WRITTEN EXERCISE |
Reproduce every entry exactly and leave its pictures out.

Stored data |
= = = =

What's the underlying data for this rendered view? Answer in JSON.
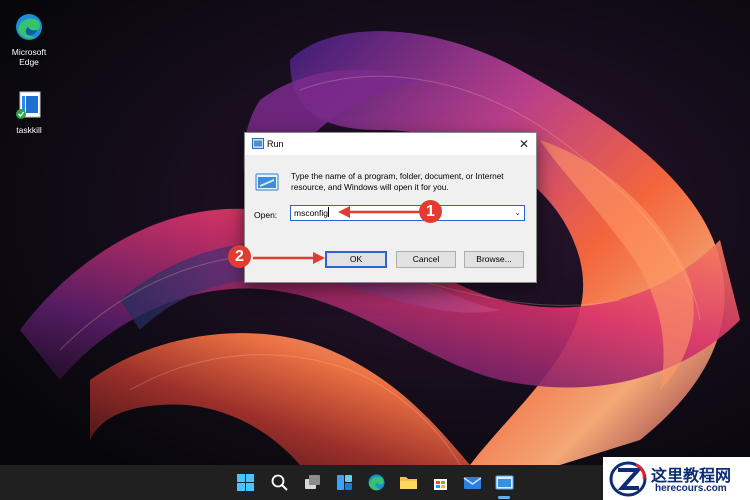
{
  "desktop": {
    "icons": [
      {
        "label_line1": "Microsoft",
        "label_line2": "Edge",
        "icon": "edge-icon"
      },
      {
        "label_line1": "taskkill",
        "label_line2": "",
        "icon": "shortcut-file-icon"
      }
    ]
  },
  "run_dialog": {
    "title": "Run",
    "description": "Type the name of a program, folder, document, or Internet resource, and Windows will open it for you.",
    "open_label": "Open:",
    "open_value": "msconfig",
    "ok_label": "OK",
    "cancel_label": "Cancel",
    "browse_label": "Browse..."
  },
  "callouts": {
    "one": "1",
    "two": "2",
    "color": "#e23b32"
  },
  "taskbar": {
    "icons": [
      "windows-start-icon",
      "search-icon",
      "task-view-icon",
      "widgets-icon",
      "edge-icon",
      "file-explorer-icon",
      "store-icon",
      "mail-icon",
      "run-icon"
    ]
  },
  "watermark": {
    "text": "这里教程网",
    "url": "herecours.com"
  }
}
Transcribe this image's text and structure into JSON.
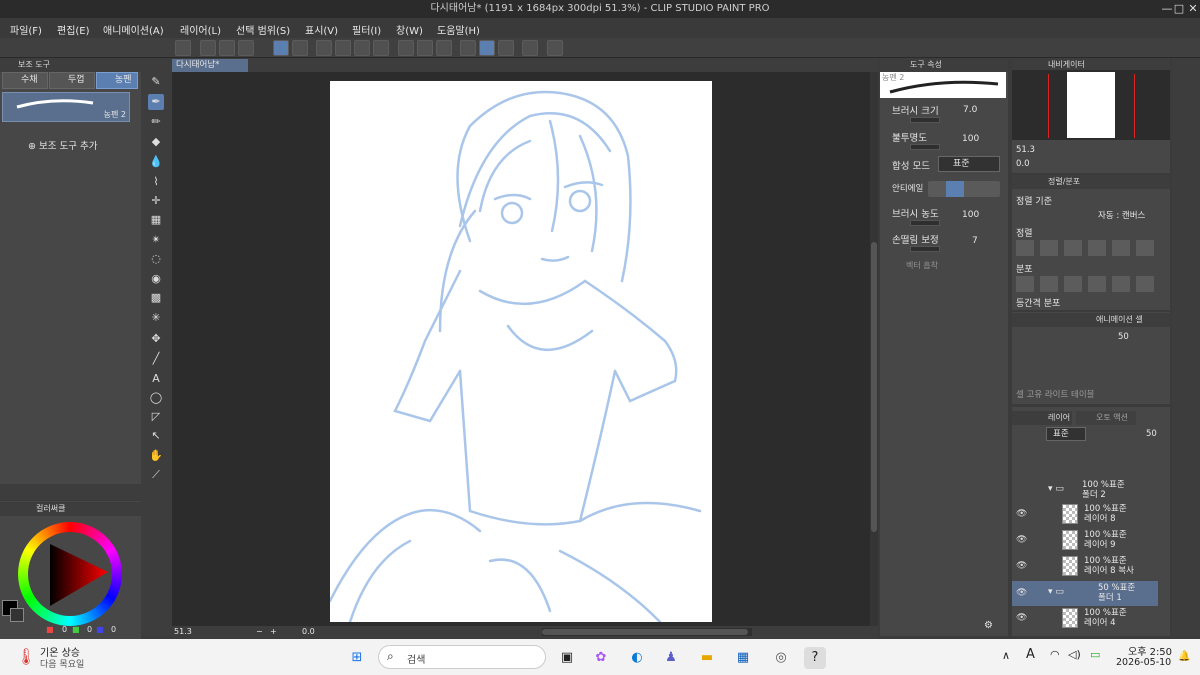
{
  "window": {
    "title": "다시태어남* (1191 x 1684px 300dpi 51.3%) - CLIP STUDIO PAINT PRO",
    "minimize": "□",
    "close": "✕"
  },
  "menu": [
    "파일(F)",
    "편집(E)",
    "애니메이션(A)",
    "레이어(L)",
    "선택 범위(S)",
    "표시(V)",
    "필터(I)",
    "창(W)",
    "도움말(H)"
  ],
  "sub_tool": {
    "header": "보조 도구",
    "tabs": [
      "수채",
      "두껍",
      "농펜"
    ],
    "selected_tool": "농펜 2",
    "add_label": "보조 도구 추가"
  },
  "color": {
    "header": "컬러써클",
    "values": [
      "0",
      "0",
      "0"
    ]
  },
  "canvas": {
    "tab": "다시태어남*",
    "zoom": "51.3",
    "angle": "0.0"
  },
  "tool_property": {
    "header": "도구 속성",
    "tool_name": "농펜 2",
    "rows": [
      {
        "label": "브러시 크기",
        "value": "7.0"
      },
      {
        "label": "불투명도",
        "value": "100"
      },
      {
        "label": "합성 모드",
        "value": "표준"
      },
      {
        "label": "안티에일",
        "value": ""
      },
      {
        "label": "브러시 농도",
        "value": "100"
      },
      {
        "label": "손떨림 보정",
        "value": "7"
      },
      {
        "label": "벡터 흡착",
        "value": ""
      }
    ]
  },
  "navigator": {
    "header": "내비게이터",
    "zoom": "51.3",
    "angle": "0.0"
  },
  "align": {
    "header": "정렬/분포",
    "basis_label": "정렬 기준",
    "basis_value": "자동 : 캔버스",
    "align_label": "정렬",
    "dist_label": "분포",
    "spacing_label": "등간격 분포"
  },
  "animation_cel": {
    "header": "애니메이션 셀",
    "value": "50"
  },
  "layer_property": {
    "placeholder": "셀 고유 라이트 테이블"
  },
  "layers": {
    "header": "레이어",
    "tab2": "오토 액션",
    "blend": "표준",
    "opacity": "50",
    "items": [
      {
        "line1": "100 %표준",
        "line2": "폴더 2"
      },
      {
        "line1": "100 %표준",
        "line2": "레이어 8"
      },
      {
        "line1": "100 %표준",
        "line2": "레이어 9"
      },
      {
        "line1": "100 %표준",
        "line2": "레이어 8 복사"
      },
      {
        "line1": "50 %표준",
        "line2": "폴더 1"
      },
      {
        "line1": "100 %표준",
        "line2": "레이어 4"
      }
    ]
  },
  "taskbar": {
    "weather_title": "기온 상승",
    "weather_sub": "다음 목요일",
    "search_placeholder": "검색",
    "time": "오후 2:50",
    "date": "2026-05-10",
    "ime": "A"
  },
  "colors": {
    "accent": "#5a7fb0",
    "sketch": "#a9c6ea"
  }
}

= = = =

TASK SOLUTION |
What's the underlying data for this rendered view? Answer in JSON.
{
  "desktop": {
    "icons": [
      {
        "label_line1": "Microsoft",
        "label_line2": "Edge",
        "icon": "edge-icon"
      },
      {
        "label_line1": "taskkill",
        "label_line2": "",
        "icon": "shortcut-file-icon"
      }
    ]
  },
  "run_dialog": {
    "title": "Run",
    "description": "Type the name of a program, folder, document, or Internet resource, and Windows will open it for you.",
    "open_label": "Open:",
    "open_value": "msconfig",
    "ok_label": "OK",
    "cancel_label": "Cancel",
    "browse_label": "Browse..."
  },
  "callouts": {
    "one": "1",
    "two": "2",
    "color": "#e23b32"
  },
  "taskbar": {
    "icons": [
      "windows-start-icon",
      "search-icon",
      "task-view-icon",
      "widgets-icon",
      "edge-icon",
      "file-explorer-icon",
      "store-icon",
      "mail-icon",
      "run-icon"
    ]
  },
  "watermark": {
    "text": "这里教程网",
    "url": "herecours.com"
  }
}
Transcribe this image's text and structure into JSON.
{
  "window": {
    "title": "다시태어남* (1191 x 1684px 300dpi 51.3%) - CLIP STUDIO PAINT PRO",
    "minimize": "□",
    "close": "✕"
  },
  "menu": [
    "파일(F)",
    "편집(E)",
    "애니메이션(A)",
    "레이어(L)",
    "선택 범위(S)",
    "표시(V)",
    "필터(I)",
    "창(W)",
    "도움말(H)"
  ],
  "sub_tool": {
    "header": "보조 도구",
    "tabs": [
      "수채",
      "두껍",
      "농펜"
    ],
    "selected_tool": "농펜 2",
    "add_label": "보조 도구 추가"
  },
  "color": {
    "header": "컬러써클",
    "values": [
      "0",
      "0",
      "0"
    ]
  },
  "canvas": {
    "tab": "다시태어남*",
    "zoom": "51.3",
    "angle": "0.0"
  },
  "tool_property": {
    "header": "도구 속성",
    "tool_name": "농펜 2",
    "rows": [
      {
        "label": "브러시 크기",
        "value": "7.0"
      },
      {
        "label": "불투명도",
        "value": "100"
      },
      {
        "label": "합성 모드",
        "value": "표준"
      },
      {
        "label": "안티에일",
        "value": ""
      },
      {
        "label": "브러시 농도",
        "value": "100"
      },
      {
        "label": "손떨림 보정",
        "value": "7"
      },
      {
        "label": "벡터 흡착",
        "value": ""
      }
    ]
  },
  "navigator": {
    "header": "내비게이터",
    "zoom": "51.3",
    "angle": "0.0"
  },
  "align": {
    "header": "정렬/분포",
    "basis_label": "정렬 기준",
    "basis_value": "자동 : 캔버스",
    "align_label": "정렬",
    "dist_label": "분포",
    "spacing_label": "등간격 분포"
  },
  "animation_cel": {
    "header": "애니메이션 셀",
    "value": "50"
  },
  "layer_property": {
    "placeholder": "셀 고유 라이트 테이블"
  },
  "layers": {
    "header": "레이어",
    "tab2": "오토 액션",
    "blend": "표준",
    "opacity": "50",
    "items": [
      {
        "line1": "100 %표준",
        "line2": "폴더 2"
      },
      {
        "line1": "100 %표준",
        "line2": "레이어 8"
      },
      {
        "line1": "100 %표준",
        "line2": "레이어 9"
      },
      {
        "line1": "100 %표준",
        "line2": "레이어 8 복사"
      },
      {
        "line1": "50 %표준",
        "line2": "폴더 1"
      },
      {
        "line1": "100 %표준",
        "line2": "레이어 4"
      }
    ]
  },
  "taskbar": {
    "weather_title": "기온 상승",
    "weather_sub": "다음 목요일",
    "search_placeholder": "검색",
    "time": "오후 2:50",
    "date": "2026-05-10",
    "ime": "A"
  },
  "colors": {
    "accent": "#5a7fb0",
    "sketch": "#a9c6ea"
  }
}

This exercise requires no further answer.